** Work instructions **
Find every line in the listing below that contains the word "Change", and copy each of those lines.

■ ■ ■

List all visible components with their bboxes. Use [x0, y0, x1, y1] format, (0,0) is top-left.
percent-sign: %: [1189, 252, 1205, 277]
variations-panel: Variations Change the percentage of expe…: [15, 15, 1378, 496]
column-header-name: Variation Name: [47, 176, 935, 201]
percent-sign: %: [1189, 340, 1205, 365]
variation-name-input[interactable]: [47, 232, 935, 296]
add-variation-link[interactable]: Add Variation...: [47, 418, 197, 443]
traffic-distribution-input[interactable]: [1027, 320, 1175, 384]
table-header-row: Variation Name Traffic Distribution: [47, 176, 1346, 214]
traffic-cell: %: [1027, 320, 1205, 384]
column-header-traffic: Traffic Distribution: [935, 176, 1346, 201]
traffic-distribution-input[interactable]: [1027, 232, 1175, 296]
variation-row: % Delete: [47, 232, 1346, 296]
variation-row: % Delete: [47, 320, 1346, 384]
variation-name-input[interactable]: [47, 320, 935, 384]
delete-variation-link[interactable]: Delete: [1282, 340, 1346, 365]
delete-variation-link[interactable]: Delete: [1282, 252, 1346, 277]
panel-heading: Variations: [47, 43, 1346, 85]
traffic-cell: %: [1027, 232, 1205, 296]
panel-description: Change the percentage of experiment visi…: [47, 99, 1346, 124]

■ ■ ■

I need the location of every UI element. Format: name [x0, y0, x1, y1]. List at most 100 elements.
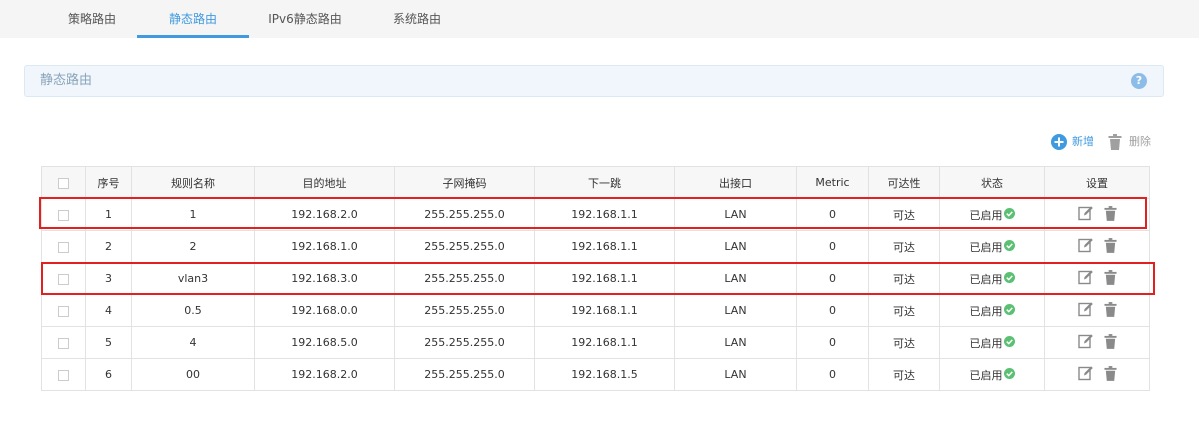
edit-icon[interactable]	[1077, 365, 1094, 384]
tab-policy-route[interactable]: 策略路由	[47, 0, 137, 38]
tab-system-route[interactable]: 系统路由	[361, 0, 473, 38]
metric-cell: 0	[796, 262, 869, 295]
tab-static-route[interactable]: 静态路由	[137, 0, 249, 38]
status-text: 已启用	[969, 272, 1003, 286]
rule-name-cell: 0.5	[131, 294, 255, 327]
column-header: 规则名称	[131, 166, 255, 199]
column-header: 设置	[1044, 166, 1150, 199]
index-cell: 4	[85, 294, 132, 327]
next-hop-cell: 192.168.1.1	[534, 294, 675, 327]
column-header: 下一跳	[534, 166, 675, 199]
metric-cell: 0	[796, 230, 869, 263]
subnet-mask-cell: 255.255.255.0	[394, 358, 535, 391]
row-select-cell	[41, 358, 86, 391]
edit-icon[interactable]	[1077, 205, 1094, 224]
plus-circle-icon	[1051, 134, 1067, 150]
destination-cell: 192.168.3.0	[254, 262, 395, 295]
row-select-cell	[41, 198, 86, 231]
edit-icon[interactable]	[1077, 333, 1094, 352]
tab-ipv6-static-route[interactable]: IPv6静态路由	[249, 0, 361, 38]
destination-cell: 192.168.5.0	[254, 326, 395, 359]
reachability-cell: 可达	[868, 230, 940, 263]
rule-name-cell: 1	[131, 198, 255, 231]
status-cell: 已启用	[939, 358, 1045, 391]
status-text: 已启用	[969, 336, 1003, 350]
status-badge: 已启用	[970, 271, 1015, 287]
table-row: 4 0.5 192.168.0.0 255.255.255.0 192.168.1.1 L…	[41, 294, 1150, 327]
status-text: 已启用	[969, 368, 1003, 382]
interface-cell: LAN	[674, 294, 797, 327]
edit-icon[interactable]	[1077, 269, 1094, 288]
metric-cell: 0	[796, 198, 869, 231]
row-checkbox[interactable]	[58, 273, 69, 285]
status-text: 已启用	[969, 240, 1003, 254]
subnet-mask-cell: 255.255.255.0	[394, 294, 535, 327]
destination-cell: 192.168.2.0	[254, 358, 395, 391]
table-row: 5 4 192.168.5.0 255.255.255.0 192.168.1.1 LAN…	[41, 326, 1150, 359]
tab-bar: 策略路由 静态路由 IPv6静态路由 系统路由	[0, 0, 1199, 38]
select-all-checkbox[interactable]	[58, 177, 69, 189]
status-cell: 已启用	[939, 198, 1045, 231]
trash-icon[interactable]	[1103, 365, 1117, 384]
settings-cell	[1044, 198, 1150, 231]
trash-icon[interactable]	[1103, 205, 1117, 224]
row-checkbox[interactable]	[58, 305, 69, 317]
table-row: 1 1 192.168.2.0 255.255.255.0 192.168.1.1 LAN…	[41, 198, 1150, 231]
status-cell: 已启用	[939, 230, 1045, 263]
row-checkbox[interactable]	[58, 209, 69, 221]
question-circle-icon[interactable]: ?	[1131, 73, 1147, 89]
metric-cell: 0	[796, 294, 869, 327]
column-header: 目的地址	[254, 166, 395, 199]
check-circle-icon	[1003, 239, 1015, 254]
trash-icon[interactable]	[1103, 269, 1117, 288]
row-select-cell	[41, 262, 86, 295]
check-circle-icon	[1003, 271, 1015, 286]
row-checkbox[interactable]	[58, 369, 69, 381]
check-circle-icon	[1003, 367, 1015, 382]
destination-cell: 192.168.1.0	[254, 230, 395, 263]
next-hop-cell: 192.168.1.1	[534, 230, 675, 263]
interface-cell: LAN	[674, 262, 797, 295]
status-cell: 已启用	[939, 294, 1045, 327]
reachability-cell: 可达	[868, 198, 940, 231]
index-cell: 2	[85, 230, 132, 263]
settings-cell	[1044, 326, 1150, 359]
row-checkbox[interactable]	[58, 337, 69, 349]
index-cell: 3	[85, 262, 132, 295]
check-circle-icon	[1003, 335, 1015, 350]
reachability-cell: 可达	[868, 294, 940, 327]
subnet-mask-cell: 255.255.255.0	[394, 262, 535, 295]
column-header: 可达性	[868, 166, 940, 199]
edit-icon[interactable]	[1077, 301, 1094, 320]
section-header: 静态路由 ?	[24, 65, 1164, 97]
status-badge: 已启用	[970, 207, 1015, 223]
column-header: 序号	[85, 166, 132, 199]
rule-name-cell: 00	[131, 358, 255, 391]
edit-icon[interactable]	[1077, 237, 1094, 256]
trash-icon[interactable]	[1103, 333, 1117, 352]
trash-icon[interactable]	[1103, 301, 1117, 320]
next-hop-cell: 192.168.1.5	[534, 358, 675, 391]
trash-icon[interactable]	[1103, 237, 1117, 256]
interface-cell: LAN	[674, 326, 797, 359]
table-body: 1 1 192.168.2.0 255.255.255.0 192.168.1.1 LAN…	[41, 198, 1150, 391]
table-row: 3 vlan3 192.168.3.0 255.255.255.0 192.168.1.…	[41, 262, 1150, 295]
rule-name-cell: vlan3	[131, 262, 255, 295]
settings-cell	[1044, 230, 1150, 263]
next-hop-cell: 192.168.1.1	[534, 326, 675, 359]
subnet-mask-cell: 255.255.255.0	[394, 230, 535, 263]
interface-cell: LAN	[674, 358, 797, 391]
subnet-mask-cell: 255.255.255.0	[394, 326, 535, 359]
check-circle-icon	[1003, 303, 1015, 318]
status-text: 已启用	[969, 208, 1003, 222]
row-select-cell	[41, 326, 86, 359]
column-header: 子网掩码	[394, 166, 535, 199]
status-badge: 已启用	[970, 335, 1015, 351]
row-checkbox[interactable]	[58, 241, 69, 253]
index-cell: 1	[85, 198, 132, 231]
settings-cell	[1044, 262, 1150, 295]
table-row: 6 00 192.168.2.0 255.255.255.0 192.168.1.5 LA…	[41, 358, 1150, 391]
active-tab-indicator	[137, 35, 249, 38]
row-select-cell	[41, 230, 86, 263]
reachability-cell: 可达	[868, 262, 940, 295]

■ ■ ■

** Result of this exercise **
variations-panel: Variations Change the percentage of expe…: [15, 15, 1378, 496]
panel-description: Change the percentage of experiment visi…: [47, 99, 1346, 124]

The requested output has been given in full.